+++ Extracted records +++

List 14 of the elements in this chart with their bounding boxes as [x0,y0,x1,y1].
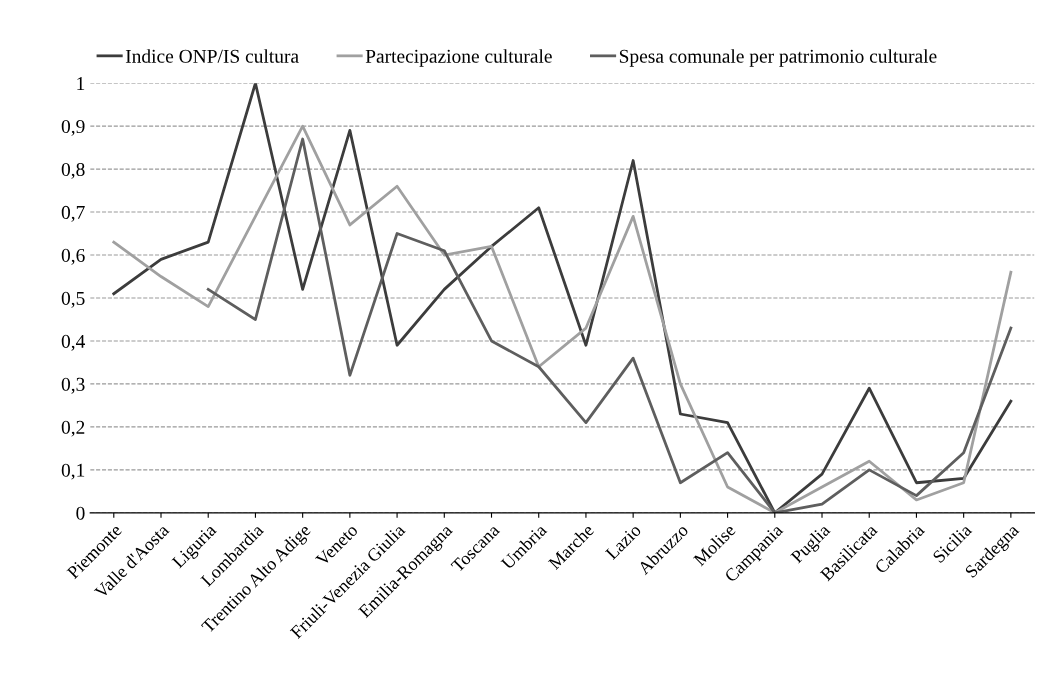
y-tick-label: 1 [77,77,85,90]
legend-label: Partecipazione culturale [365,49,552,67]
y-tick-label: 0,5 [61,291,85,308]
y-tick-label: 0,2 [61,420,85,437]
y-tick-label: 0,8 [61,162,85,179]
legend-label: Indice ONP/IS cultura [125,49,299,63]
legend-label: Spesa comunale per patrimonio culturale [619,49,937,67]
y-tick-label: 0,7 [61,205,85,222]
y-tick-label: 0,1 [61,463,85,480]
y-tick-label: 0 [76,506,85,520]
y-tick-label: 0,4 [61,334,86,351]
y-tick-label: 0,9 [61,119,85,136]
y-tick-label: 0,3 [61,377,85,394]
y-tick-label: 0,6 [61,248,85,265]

+++
+++ Extracted records +++

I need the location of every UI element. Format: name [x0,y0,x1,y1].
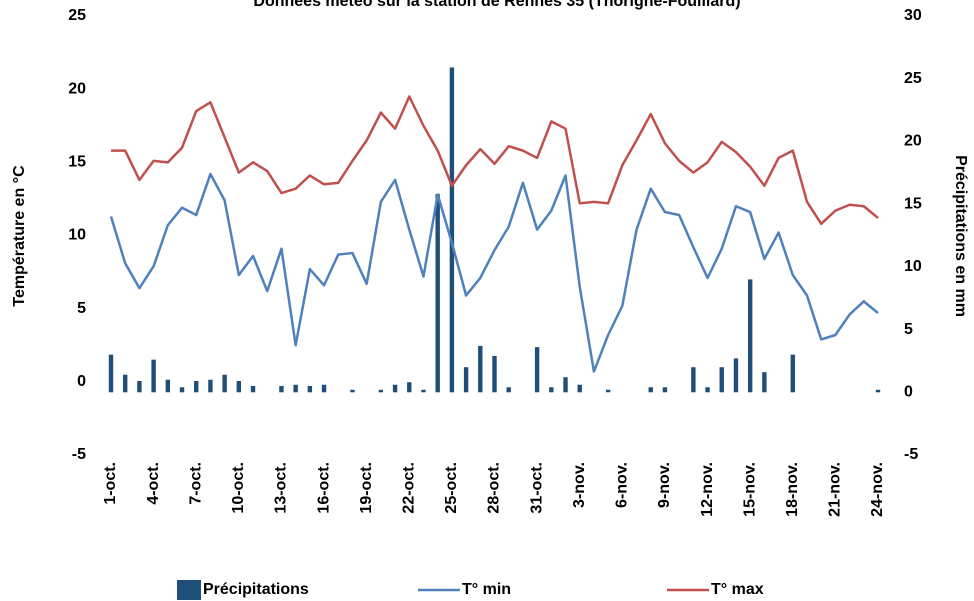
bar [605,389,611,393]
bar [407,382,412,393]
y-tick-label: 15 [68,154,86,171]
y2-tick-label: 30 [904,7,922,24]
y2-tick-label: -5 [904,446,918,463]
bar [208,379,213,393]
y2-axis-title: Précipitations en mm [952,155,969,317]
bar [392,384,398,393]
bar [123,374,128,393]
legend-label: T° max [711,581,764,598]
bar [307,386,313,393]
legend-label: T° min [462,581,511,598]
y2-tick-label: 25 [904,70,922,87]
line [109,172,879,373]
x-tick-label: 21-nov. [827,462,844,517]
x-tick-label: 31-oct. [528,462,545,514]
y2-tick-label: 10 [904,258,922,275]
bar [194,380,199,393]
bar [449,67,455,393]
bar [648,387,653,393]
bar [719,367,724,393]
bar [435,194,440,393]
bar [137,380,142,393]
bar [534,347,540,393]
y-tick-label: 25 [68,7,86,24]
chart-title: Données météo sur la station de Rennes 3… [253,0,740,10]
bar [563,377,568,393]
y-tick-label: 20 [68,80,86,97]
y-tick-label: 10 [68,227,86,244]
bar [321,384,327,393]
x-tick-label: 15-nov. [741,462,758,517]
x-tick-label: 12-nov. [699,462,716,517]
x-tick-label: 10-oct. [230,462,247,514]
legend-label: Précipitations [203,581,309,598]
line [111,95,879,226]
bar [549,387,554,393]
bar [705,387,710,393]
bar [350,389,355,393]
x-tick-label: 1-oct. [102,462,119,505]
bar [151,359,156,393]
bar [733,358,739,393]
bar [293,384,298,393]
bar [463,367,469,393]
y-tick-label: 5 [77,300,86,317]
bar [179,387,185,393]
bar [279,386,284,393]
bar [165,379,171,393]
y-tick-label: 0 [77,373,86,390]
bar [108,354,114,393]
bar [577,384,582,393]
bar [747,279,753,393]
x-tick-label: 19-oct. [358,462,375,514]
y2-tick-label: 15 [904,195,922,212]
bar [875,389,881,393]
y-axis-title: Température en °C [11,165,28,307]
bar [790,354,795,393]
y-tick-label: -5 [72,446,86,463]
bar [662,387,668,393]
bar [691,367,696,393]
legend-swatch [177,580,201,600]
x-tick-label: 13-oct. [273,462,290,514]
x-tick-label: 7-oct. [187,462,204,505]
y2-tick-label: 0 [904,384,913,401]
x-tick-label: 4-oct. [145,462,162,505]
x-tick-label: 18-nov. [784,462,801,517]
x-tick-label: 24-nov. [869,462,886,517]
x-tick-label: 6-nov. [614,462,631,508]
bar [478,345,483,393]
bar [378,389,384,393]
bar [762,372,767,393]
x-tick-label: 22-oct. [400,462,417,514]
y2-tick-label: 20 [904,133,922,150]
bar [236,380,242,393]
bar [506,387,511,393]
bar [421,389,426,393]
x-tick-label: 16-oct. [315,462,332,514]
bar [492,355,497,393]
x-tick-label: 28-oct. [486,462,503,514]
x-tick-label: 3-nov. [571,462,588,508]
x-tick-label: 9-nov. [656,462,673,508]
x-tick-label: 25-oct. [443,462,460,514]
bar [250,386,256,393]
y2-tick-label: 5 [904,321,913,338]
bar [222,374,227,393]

+++
+++ Extracted records +++

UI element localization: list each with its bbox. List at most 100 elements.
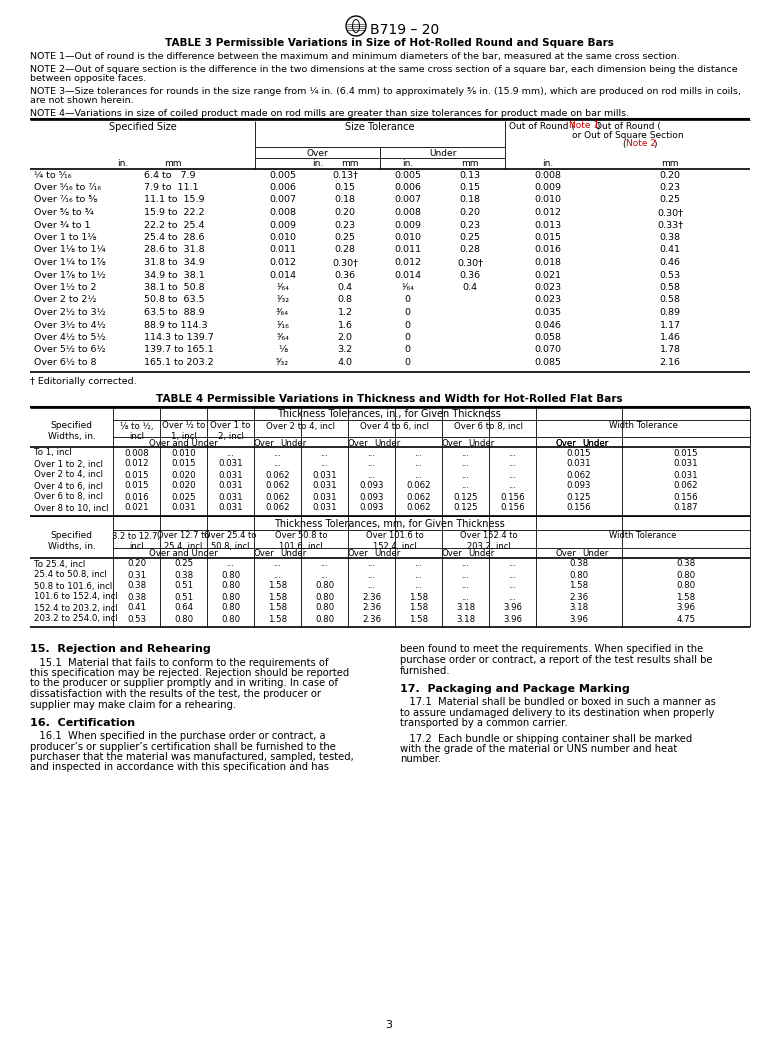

+++

* _Problem details_: Please copy out the records from the line containing "I need the location" through the line containing "bar [648,387,653,393]", inclusive, leaving out the pictures.

* _Finished exercise_:
I need the location of every UI element. Format: name [x0,y0,x1,y1].
bar [605,389,611,393]
bar [407,382,412,393]
y-tick-label: 15 [68,154,86,171]
y2-tick-label: 30 [904,7,922,24]
y2-tick-label: -5 [904,446,918,463]
bar [208,379,213,393]
y2-axis-title: Précipitations en mm [952,155,969,317]
bar [392,384,398,393]
bar [123,374,128,393]
legend-label: T° max [711,581,764,598]
bar [307,386,313,393]
legend-label: T° min [462,581,511,598]
y2-tick-label: 25 [904,70,922,87]
line [109,172,879,373]
x-tick-label: 21-nov. [827,462,844,517]
x-tick-label: 31-oct. [528,462,545,514]
y2-tick-label: 10 [904,258,922,275]
bar [194,380,199,393]
bar [449,67,455,393]
bar [648,387,653,393]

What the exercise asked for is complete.